**Problem to work on:** Find every line containing the word "food" and report the count, nothing more.

+++ Given data

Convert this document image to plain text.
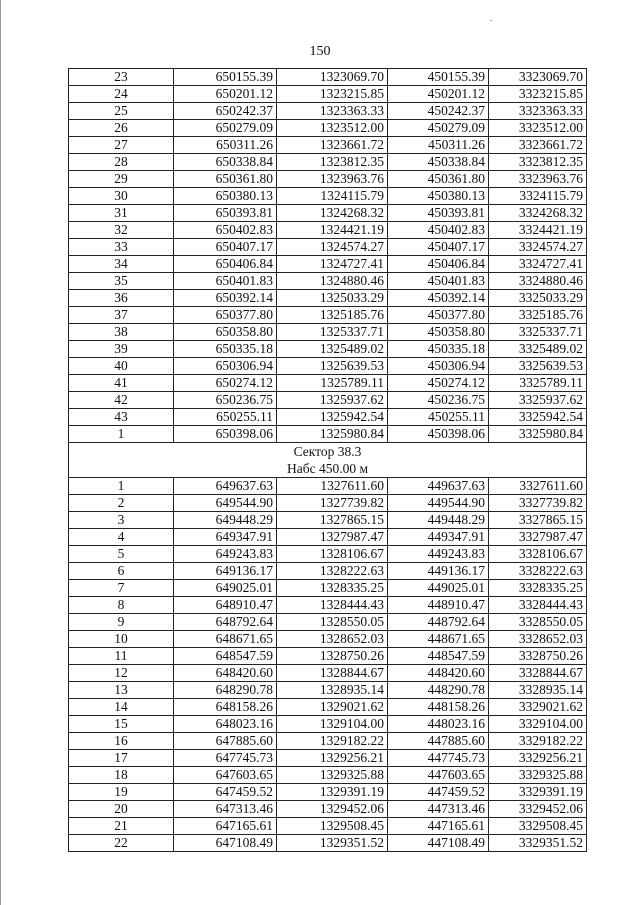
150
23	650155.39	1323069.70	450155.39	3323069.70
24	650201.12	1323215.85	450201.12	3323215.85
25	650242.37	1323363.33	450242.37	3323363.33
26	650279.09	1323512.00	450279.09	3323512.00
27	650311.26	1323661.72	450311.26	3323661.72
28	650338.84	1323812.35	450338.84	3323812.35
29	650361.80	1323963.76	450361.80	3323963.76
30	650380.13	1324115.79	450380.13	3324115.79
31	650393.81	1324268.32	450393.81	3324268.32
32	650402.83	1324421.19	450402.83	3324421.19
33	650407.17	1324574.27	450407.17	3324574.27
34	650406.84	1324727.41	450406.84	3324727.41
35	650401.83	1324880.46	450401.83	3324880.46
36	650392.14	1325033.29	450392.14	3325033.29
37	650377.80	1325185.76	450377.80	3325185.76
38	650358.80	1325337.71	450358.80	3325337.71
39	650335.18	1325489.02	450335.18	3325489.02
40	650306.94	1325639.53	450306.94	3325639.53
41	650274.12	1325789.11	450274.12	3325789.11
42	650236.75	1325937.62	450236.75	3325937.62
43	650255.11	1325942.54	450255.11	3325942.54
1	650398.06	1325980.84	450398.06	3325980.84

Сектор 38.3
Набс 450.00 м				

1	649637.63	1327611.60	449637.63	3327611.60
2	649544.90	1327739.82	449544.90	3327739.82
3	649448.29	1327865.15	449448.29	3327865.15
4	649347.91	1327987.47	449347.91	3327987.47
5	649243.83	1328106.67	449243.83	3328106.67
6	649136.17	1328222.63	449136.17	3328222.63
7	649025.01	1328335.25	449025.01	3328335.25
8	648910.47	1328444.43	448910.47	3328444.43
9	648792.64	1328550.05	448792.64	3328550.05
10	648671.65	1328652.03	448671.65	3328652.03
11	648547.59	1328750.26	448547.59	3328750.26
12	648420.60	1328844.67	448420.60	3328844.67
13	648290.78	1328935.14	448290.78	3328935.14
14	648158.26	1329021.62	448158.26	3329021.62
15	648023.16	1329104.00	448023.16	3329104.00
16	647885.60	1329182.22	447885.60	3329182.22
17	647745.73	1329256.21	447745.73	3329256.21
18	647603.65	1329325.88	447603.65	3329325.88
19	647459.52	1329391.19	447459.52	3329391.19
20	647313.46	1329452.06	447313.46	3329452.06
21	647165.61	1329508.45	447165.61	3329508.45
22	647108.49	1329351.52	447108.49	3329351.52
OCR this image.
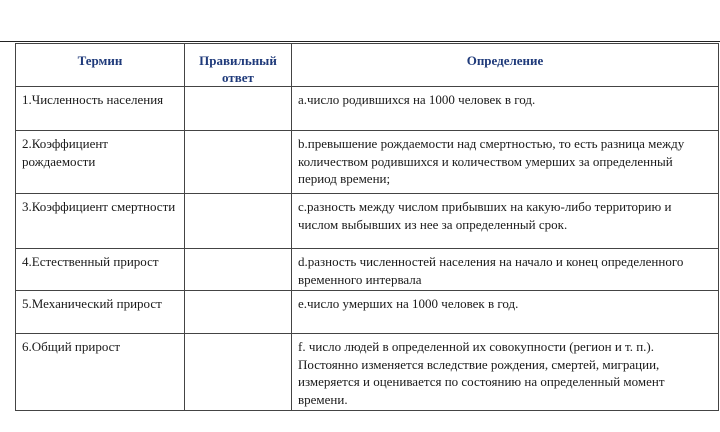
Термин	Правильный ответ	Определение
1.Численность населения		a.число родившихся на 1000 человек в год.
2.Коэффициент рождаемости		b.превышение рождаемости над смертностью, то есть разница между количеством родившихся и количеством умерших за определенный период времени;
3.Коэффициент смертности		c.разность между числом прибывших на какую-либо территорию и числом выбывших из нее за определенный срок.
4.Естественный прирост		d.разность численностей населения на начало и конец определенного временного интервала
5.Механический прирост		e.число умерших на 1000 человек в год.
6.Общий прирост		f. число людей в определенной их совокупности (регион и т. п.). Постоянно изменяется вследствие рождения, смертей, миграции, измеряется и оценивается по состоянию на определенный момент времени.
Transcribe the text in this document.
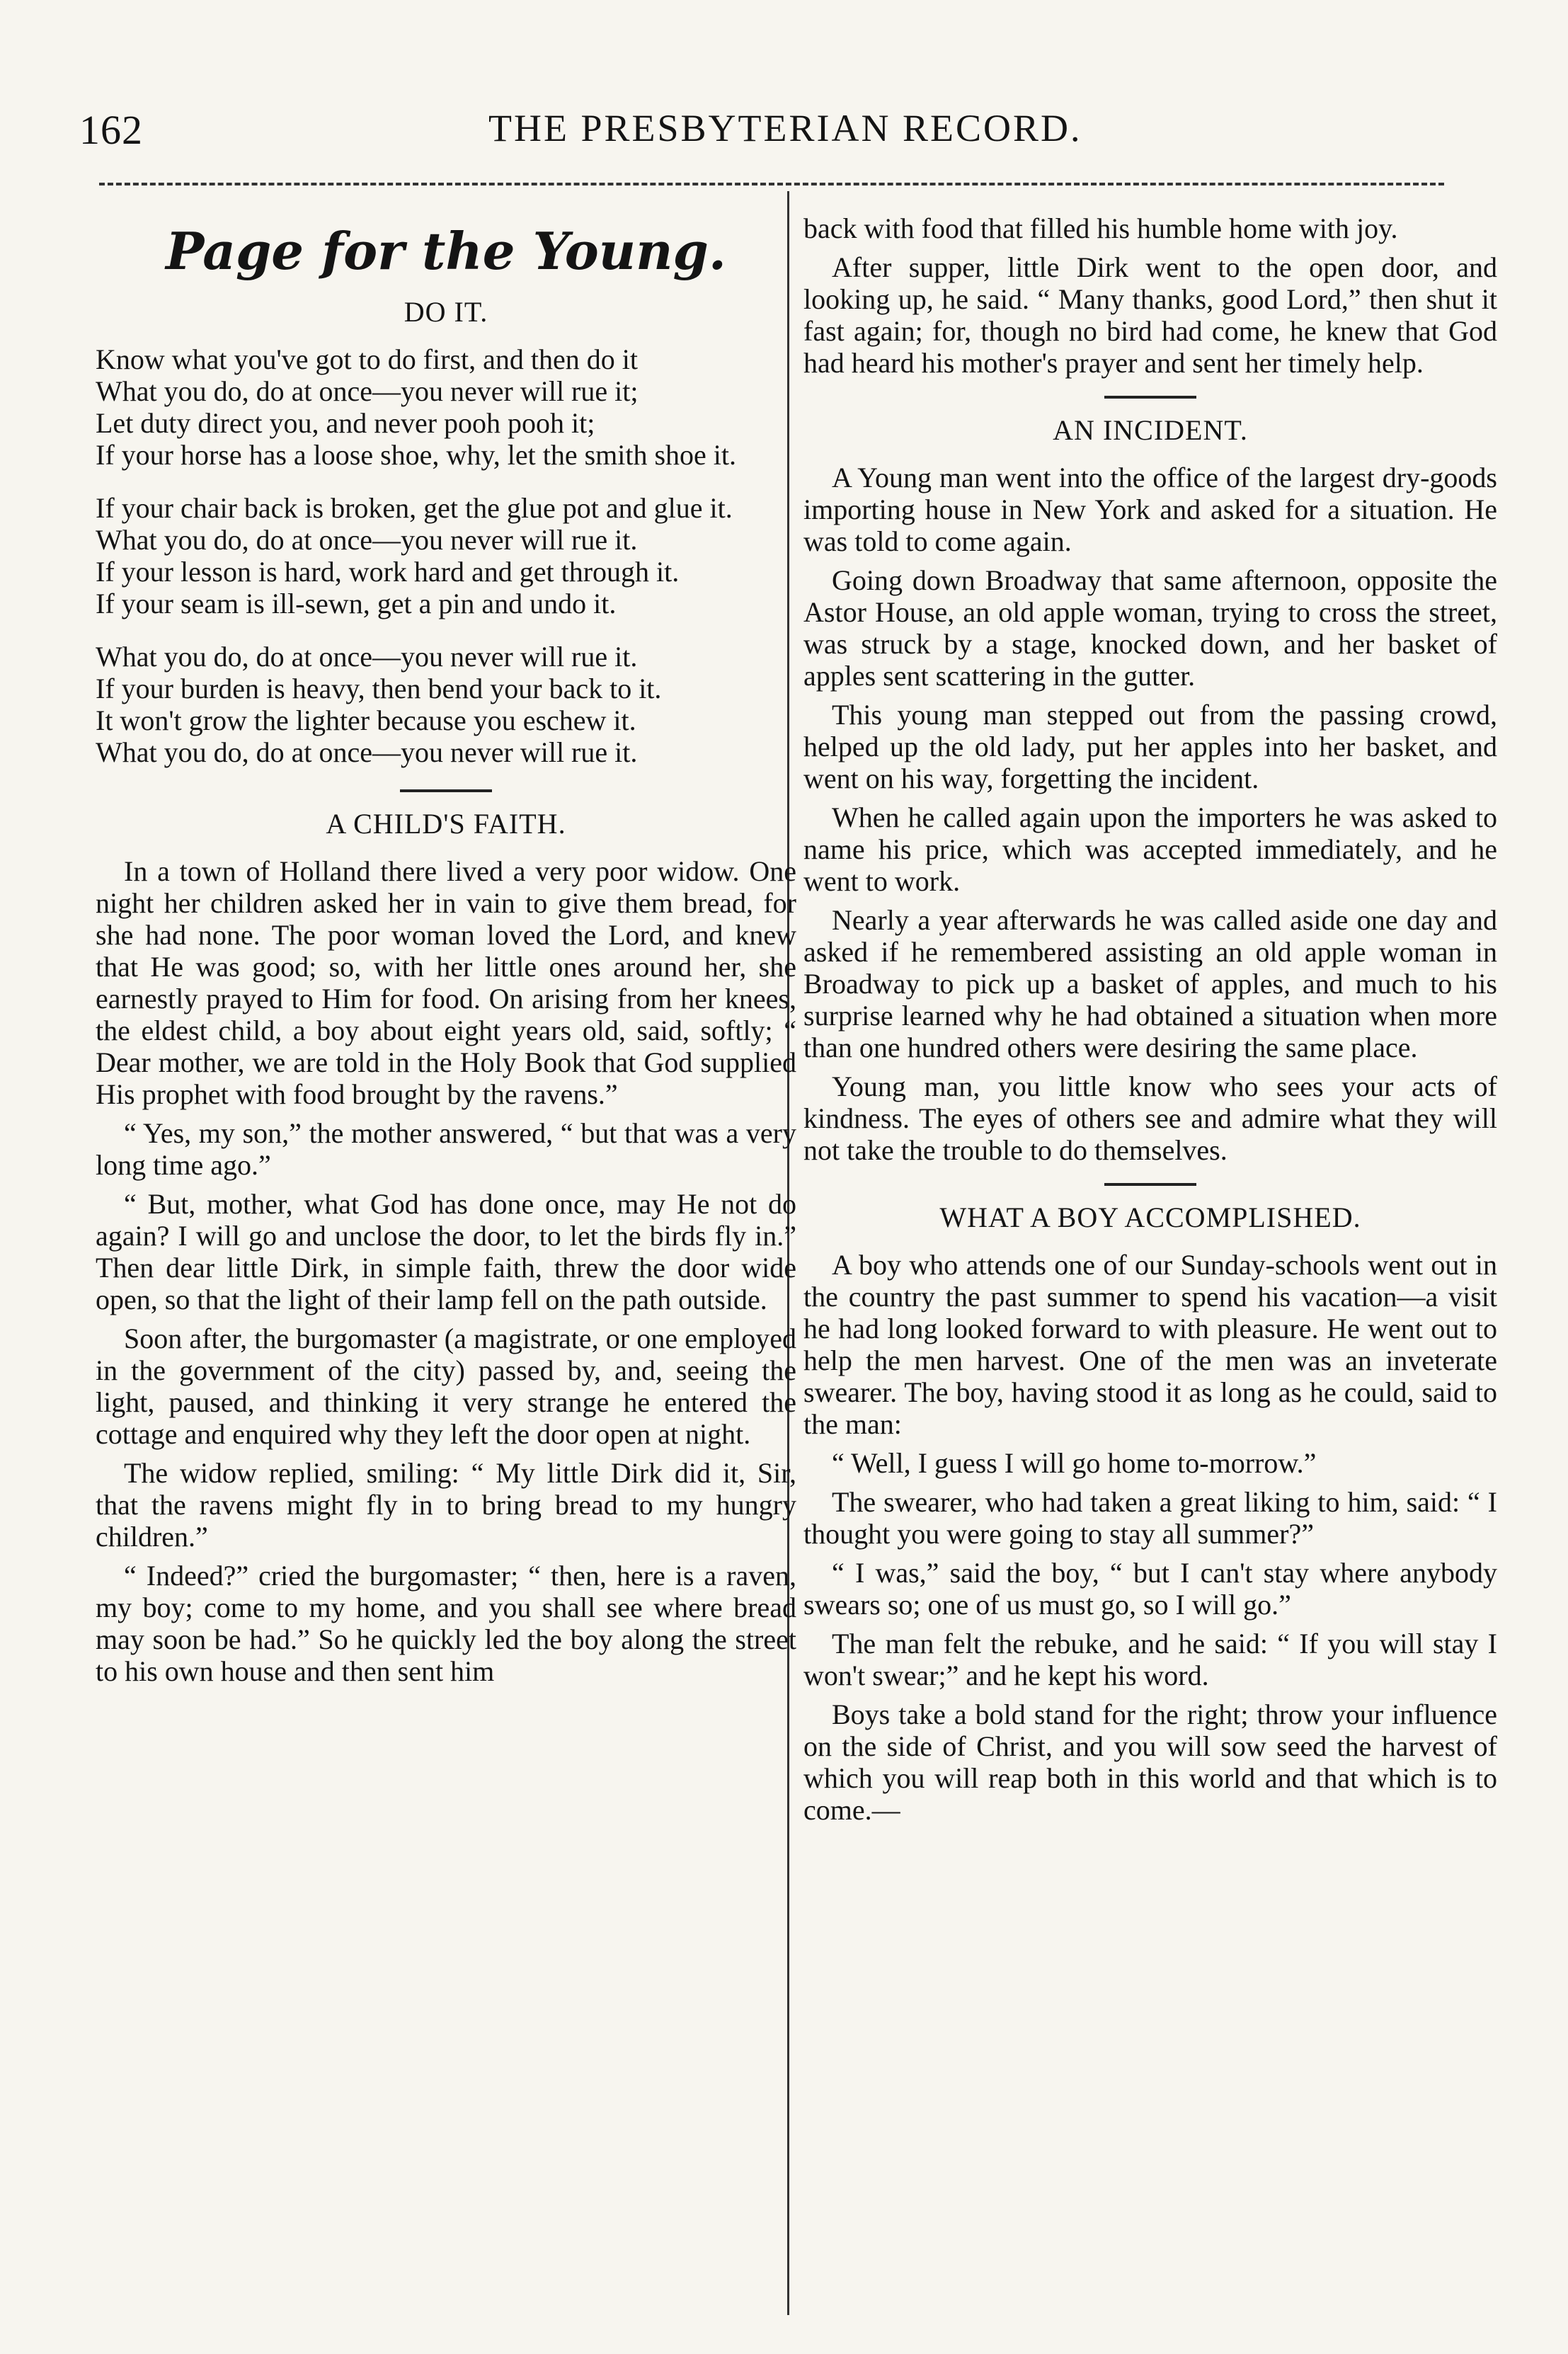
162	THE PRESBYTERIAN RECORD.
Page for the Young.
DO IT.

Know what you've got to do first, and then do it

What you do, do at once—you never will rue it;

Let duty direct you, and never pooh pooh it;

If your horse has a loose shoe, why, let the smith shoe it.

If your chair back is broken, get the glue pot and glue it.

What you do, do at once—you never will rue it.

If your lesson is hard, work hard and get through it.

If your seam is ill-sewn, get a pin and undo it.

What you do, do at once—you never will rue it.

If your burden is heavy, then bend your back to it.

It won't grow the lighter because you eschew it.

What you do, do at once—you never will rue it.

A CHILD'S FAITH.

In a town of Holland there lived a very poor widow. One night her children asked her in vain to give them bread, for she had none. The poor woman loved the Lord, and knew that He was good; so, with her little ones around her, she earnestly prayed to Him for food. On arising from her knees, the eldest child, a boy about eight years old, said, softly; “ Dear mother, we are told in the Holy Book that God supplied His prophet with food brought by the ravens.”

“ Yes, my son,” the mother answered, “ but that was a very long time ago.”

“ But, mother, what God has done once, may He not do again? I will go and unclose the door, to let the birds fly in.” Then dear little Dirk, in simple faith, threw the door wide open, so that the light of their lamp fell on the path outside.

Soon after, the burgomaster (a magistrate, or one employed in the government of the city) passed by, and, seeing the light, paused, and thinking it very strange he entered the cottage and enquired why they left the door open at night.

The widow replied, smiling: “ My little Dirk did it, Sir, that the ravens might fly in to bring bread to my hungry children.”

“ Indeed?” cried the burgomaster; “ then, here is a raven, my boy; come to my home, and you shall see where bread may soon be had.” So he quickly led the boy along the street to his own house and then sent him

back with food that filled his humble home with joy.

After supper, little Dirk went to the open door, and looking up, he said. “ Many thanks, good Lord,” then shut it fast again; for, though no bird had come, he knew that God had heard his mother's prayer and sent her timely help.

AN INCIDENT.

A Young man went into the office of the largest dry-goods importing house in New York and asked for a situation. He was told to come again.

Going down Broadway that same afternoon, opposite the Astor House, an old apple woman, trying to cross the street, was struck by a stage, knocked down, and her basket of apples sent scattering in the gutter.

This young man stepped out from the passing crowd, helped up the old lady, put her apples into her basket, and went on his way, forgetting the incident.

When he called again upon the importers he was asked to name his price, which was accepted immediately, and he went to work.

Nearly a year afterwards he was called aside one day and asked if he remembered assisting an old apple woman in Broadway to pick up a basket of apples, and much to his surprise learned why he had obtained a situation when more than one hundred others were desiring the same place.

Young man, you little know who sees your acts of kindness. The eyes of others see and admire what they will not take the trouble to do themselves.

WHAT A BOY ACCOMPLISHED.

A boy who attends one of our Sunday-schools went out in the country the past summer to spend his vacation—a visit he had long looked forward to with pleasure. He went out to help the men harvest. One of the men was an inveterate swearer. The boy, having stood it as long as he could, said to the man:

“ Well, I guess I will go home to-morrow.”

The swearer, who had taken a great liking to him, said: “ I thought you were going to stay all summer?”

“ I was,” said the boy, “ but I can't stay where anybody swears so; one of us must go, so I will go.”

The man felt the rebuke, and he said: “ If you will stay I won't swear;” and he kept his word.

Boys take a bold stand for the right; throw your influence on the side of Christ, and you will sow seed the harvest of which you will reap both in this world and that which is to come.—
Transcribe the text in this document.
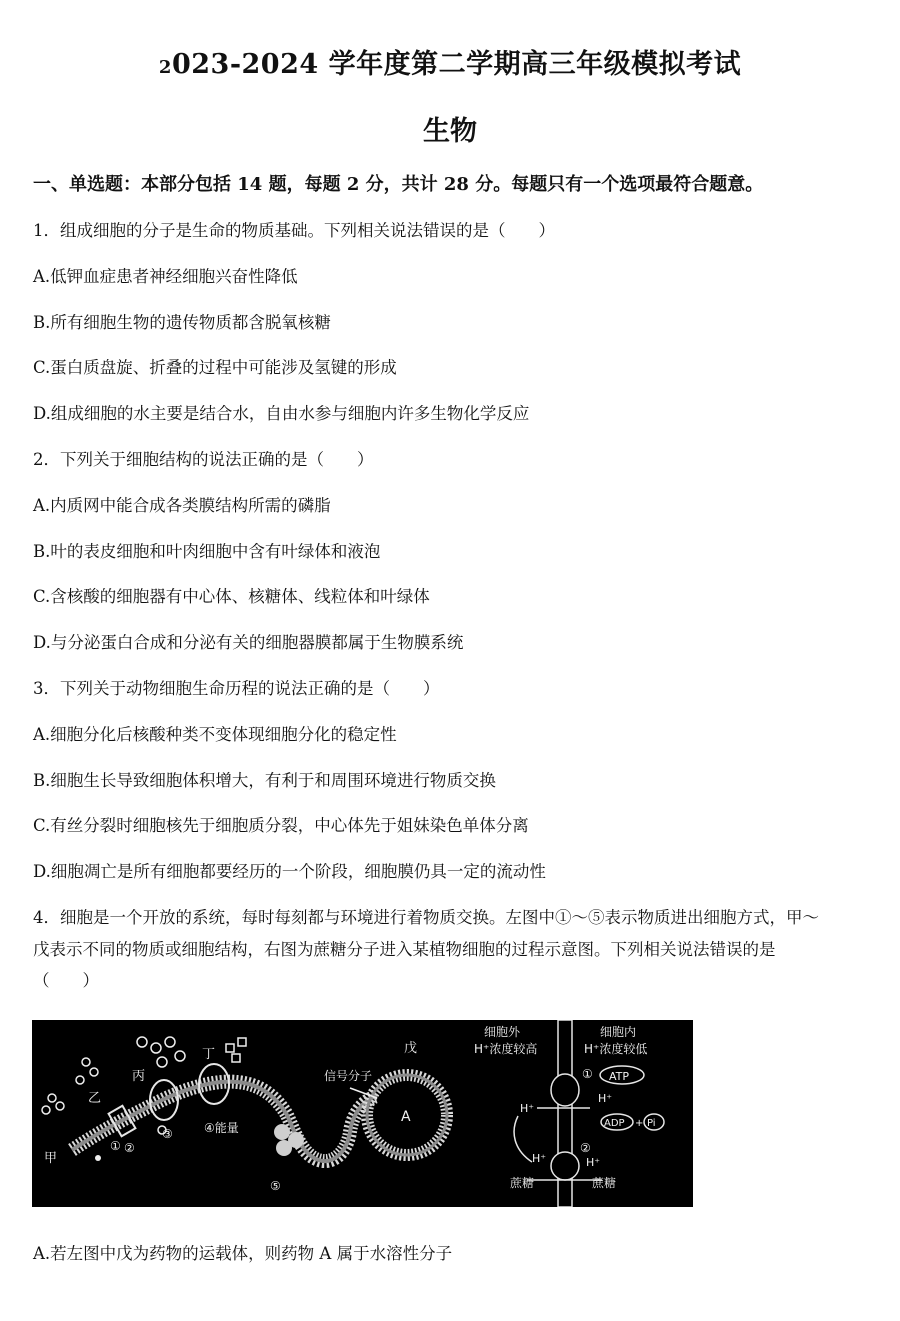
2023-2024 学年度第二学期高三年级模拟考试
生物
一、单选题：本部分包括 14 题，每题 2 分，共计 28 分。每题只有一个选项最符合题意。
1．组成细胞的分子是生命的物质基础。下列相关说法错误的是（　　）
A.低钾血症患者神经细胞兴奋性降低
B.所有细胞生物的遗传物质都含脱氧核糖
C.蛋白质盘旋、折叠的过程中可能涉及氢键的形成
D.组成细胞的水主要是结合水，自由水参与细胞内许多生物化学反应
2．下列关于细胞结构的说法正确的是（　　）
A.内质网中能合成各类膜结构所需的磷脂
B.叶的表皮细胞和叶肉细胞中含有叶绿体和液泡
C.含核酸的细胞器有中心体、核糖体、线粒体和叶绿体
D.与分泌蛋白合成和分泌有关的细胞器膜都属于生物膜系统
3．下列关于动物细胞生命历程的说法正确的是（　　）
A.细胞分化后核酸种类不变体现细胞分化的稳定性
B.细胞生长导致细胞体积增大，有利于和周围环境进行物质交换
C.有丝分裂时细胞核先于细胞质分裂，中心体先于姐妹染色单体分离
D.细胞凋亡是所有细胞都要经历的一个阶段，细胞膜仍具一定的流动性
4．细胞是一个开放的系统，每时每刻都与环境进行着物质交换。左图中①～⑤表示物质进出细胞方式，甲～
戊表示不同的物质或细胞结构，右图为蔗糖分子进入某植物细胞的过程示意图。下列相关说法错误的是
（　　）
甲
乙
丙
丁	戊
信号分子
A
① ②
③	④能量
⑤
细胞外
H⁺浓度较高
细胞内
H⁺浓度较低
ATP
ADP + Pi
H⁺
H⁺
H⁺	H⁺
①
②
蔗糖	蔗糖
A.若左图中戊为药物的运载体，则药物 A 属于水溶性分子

++++++

**Output:** 2